Excerpted text –
------------------------------------------------------------------------

Abstract
Keywords
Introduction
Chronic suppurative otitis media (CSOM) refers to prolonged inflammation of the mucosae in the middle ear and mastoid cavity. 1 CSOM is characterized by recurrent discharge through a perforation in the tympanic membrane, often resulting in long-term, permanent alterations to the tympanic membrane, such as atelectasis, perforation, tympanosclerosis, the formation of retraction pockets, or the development of cholesteatoma. 2 The goal of tympanoplasty is to repair tympanic membrane perforation (TMP) through grafting and/or ossicular reconstruction, eliminate middle ear inflammation, and improve hearing. 3 Endoscopic tympanoplasty provides minimally-invasive transcanal access to the middle ear and improves visibility for the treatment of CSOM. 4 There are several factors influencing the success rate of tympanoplasty, encompassing patient age, perforation size, eustachian tube function, the duration of ear canal secretions, different types of graft materials employed, and the presence of infectious secretions during the surgical procedure. 5 Otomycosis is a superficial fungal infection of the external ear canal that is frequently seen in primary care and otolaryngology practices. 6 Aspergillus and Candida species are the most commonly-identified fungal pathogens. 7 The extensive use of topical antibiotic ear drops and steroids in patients with CSOM can lead to otomycosis. Otomycosis with TMP is difficult to treat in clinical practice. Due to the narrow ear canal, the patient may have difficulty applying the antifungal ointment to the outer ear canal by themselves. Antimycotic solutions are irritant to middle ear and may be ototoxic to the cochlea. 8 In such cases, myringoplasty may be required. However, otomycosis was considered an important factor affecting the success of myringoplasty. It remains controversial whether CSOM patients with otomycosis are good candidates for myringoplasty. In our previous study, we have found that the graft success rate and hearing improvement were not affected by otomycosis. However, the cases were only 25 patients. 9 Therefore, in the study, we increased the number of cases. Our aim was to observe the outcomes of tympanoplasty in patients with otomycosis on the ground of success of graft uptake and the hearing improvement.

------------------------------------------------------------------------

Provided information –
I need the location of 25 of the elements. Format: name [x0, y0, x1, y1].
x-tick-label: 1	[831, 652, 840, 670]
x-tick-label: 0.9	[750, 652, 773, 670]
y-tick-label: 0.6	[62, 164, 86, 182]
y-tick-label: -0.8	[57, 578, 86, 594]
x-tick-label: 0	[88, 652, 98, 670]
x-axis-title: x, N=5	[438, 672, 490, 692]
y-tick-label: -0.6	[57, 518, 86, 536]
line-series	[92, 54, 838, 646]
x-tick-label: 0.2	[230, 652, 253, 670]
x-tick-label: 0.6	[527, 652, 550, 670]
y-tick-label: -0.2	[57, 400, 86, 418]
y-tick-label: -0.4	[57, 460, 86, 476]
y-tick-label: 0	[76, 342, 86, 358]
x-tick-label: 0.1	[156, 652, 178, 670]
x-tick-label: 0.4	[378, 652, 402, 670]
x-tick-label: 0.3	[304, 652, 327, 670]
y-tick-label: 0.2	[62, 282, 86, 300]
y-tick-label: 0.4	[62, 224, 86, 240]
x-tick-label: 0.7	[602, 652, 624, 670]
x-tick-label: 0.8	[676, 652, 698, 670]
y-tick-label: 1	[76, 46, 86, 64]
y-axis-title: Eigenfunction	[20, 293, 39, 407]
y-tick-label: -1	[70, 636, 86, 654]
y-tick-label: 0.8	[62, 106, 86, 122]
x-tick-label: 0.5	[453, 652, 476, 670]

------------------------------------------------------------------------

Your instructions –
Using the introduction on otomycosis and tympanoplasty, answer:
(a) Which fungal pathogens are identified most often in otomycosis?
(b) What kind of access to the middle ear does endoscopic tympanoplasty provide?
(c) How many patients were included in the earlier study that the introduction mentions?
These records were taken from a different source than the text.

Solution to the exercise –
(a) Aspergillus and Candida species.
(b) Minimally-invasive transcanal access.
(c) 25 patients.